◆ **Aim**:
Find each line holding "Fresh" and copy it out.

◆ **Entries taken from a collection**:
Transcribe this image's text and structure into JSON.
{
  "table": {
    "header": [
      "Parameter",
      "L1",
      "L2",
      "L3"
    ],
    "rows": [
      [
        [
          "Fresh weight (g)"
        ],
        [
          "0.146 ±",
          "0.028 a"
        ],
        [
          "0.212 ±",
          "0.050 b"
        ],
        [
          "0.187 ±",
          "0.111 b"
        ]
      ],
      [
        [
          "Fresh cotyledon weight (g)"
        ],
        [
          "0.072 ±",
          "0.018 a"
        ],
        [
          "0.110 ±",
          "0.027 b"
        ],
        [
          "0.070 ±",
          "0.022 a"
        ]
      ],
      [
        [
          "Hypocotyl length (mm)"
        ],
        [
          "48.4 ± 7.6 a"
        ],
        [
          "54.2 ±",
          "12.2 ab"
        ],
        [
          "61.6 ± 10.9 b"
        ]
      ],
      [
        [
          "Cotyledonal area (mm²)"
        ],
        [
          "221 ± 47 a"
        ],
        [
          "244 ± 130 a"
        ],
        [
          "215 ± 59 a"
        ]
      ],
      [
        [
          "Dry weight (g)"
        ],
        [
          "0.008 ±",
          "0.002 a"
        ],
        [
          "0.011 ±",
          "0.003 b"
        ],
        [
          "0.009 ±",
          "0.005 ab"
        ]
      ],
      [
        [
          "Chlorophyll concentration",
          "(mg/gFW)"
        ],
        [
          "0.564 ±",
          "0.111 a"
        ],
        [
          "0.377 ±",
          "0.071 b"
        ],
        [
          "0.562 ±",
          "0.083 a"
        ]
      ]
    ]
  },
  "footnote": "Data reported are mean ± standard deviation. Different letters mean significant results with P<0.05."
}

◆ **Answer for the task**:
          "Fresh weight (g)"
          "Fresh cotyledon weight (g)"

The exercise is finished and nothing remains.